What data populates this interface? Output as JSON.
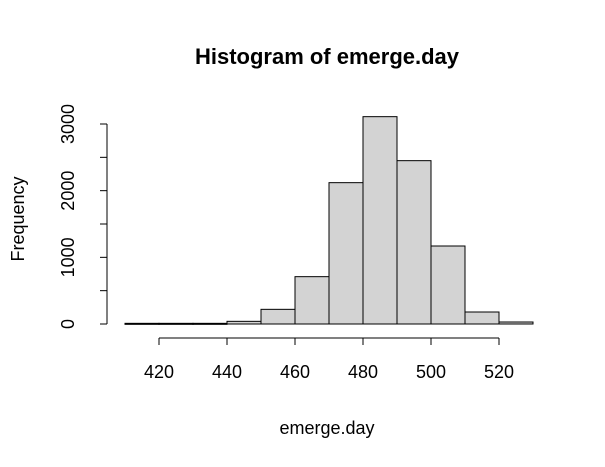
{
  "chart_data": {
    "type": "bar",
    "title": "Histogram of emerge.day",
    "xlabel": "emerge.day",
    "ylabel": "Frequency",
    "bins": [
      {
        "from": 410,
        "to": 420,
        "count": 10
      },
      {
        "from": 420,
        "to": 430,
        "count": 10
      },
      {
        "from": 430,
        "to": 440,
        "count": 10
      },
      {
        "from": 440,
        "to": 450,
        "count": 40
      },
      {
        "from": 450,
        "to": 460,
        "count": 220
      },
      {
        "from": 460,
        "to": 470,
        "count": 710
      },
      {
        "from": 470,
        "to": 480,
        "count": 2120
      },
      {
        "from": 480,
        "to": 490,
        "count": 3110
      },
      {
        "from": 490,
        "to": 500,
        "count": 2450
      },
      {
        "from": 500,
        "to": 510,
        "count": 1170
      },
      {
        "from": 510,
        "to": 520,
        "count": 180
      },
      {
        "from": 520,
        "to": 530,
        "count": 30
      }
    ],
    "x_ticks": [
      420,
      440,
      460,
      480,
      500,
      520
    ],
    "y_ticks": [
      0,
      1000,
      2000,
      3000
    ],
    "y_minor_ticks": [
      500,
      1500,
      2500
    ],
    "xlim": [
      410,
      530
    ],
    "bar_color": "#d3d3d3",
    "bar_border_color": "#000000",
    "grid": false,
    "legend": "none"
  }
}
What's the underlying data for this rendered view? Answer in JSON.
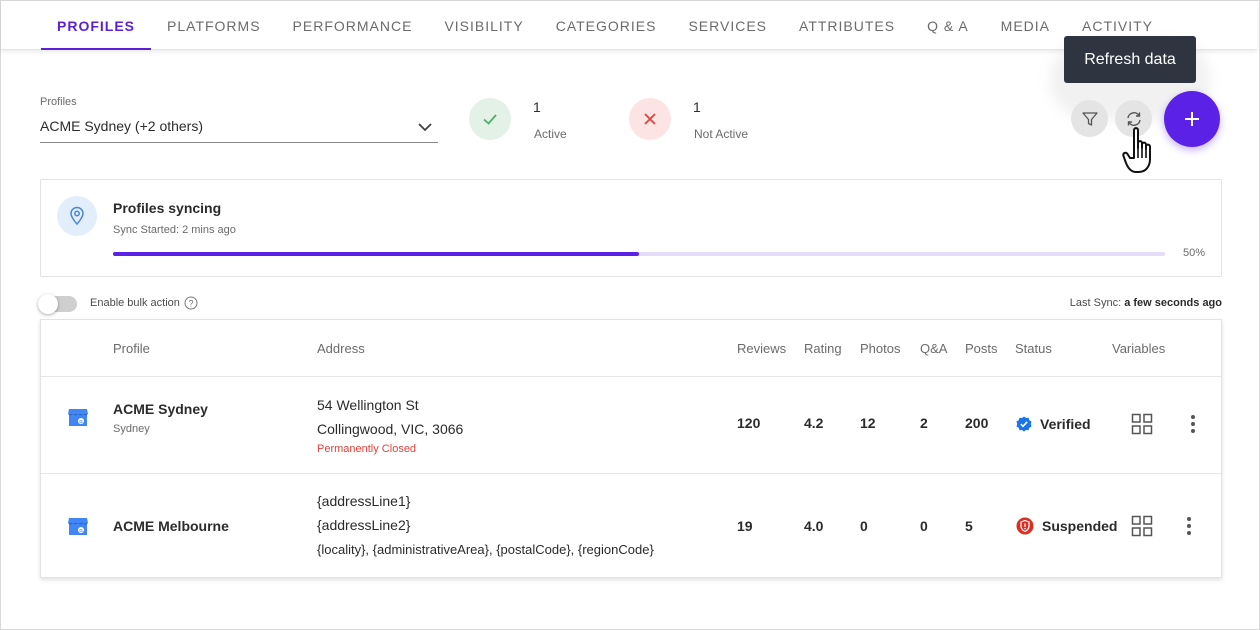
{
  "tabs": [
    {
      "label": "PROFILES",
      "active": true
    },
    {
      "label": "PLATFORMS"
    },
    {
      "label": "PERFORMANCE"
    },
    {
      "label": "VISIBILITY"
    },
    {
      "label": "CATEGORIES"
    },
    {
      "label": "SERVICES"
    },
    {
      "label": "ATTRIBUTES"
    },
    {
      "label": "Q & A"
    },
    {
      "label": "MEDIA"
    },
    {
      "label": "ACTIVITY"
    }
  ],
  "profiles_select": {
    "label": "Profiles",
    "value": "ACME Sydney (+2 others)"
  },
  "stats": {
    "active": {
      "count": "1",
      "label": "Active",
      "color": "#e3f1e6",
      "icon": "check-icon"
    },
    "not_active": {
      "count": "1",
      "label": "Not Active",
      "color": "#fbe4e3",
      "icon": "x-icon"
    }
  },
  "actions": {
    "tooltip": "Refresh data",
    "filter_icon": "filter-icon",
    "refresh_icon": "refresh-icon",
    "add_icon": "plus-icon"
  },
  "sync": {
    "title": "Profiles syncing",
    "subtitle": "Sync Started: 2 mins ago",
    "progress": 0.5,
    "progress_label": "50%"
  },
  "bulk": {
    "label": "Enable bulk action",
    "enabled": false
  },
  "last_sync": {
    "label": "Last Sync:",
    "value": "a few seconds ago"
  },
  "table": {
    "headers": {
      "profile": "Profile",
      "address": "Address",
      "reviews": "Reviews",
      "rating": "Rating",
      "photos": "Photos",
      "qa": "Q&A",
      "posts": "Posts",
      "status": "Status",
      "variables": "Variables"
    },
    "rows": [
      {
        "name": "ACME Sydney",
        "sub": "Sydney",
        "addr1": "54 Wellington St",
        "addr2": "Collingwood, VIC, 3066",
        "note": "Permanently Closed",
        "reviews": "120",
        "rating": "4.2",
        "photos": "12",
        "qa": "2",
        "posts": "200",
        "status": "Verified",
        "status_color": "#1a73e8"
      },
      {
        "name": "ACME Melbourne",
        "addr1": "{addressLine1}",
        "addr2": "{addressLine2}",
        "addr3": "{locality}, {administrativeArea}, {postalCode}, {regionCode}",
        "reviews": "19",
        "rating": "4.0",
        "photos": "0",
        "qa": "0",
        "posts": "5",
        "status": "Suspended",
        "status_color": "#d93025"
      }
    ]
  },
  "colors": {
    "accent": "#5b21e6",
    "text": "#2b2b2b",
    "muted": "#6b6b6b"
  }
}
******************************
> _What you will do_:
Each line that contains the string "ACME" counts once; say how many there are and nothing else.

> _Finished task_:
3